▶ _REQUIREMENTS_
All of the records below need to be copied exactly.
··· DATA FOR THE TASK ···
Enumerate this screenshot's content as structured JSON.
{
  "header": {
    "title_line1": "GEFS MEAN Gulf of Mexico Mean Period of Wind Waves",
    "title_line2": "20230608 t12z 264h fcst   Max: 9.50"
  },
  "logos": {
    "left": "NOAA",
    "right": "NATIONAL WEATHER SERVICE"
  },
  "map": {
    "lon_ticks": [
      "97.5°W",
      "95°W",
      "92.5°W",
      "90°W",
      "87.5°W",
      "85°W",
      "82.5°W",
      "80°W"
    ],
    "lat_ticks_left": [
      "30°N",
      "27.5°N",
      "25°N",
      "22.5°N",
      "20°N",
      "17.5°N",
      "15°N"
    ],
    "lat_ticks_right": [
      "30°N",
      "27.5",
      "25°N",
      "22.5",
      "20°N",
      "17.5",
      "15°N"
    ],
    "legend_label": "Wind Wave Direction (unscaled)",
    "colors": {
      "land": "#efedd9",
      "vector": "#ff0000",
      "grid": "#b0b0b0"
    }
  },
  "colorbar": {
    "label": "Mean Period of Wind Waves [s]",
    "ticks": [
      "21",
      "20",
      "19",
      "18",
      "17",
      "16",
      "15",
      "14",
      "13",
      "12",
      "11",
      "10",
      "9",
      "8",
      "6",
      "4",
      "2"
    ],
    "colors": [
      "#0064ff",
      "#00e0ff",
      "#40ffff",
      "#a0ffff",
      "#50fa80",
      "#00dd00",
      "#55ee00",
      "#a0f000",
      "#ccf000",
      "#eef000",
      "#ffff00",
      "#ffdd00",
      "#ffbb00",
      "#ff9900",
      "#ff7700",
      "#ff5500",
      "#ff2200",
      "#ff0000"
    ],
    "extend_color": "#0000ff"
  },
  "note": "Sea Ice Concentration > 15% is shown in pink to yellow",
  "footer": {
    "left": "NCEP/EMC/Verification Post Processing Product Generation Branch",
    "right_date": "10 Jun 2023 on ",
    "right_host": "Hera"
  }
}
···
▶ _SOLUTION TO THIS TASK_
Enumerate this screenshot's content as structured JSON.
{
  "header": {
    "title_line1": "GEFS MEAN Gulf of Mexico Mean Period of Wind Waves",
    "title_line2": "20230608 t12z 264h fcst   Max: 9.50"
  },
  "logos": {
    "left": "NOAA",
    "right": "NATIONAL WEATHER SERVICE"
  },
  "map": {
    "lon_ticks": [
      "97.5°W",
      "95°W",
      "92.5°W",
      "90°W",
      "87.5°W",
      "85°W",
      "82.5°W",
      "80°W"
    ],
    "lat_ticks_left": [
      "30°N",
      "27.5°N",
      "25°N",
      "22.5°N",
      "20°N",
      "17.5°N",
      "15°N"
    ],
    "lat_ticks_right": [
      "30°N",
      "27.5",
      "25°N",
      "22.5",
      "20°N",
      "17.5",
      "15°N"
    ],
    "legend_label": "Wind Wave Direction (unscaled)",
    "colors": {
      "land": "#efedd9",
      "vector": "#ff0000",
      "grid": "#b0b0b0"
    }
  },
  "colorbar": {
    "label": "Mean Period of Wind Waves [s]",
    "ticks": [
      "21",
      "20",
      "19",
      "18",
      "17",
      "16",
      "15",
      "14",
      "13",
      "12",
      "11",
      "10",
      "9",
      "8",
      "6",
      "4",
      "2"
    ],
    "colors": [
      "#0064ff",
      "#00e0ff",
      "#40ffff",
      "#a0ffff",
      "#50fa80",
      "#00dd00",
      "#55ee00",
      "#a0f000",
      "#ccf000",
      "#eef000",
      "#ffff00",
      "#ffdd00",
      "#ffbb00",
      "#ff9900",
      "#ff7700",
      "#ff5500",
      "#ff2200",
      "#ff0000"
    ],
    "extend_color": "#0000ff"
  },
  "note": "Sea Ice Concentration > 15% is shown in pink to yellow",
  "footer": {
    "left": "NCEP/EMC/Verification Post Processing Product Generation Branch",
    "right_date": "10 Jun 2023 on ",
    "right_host": "Hera"
  }
}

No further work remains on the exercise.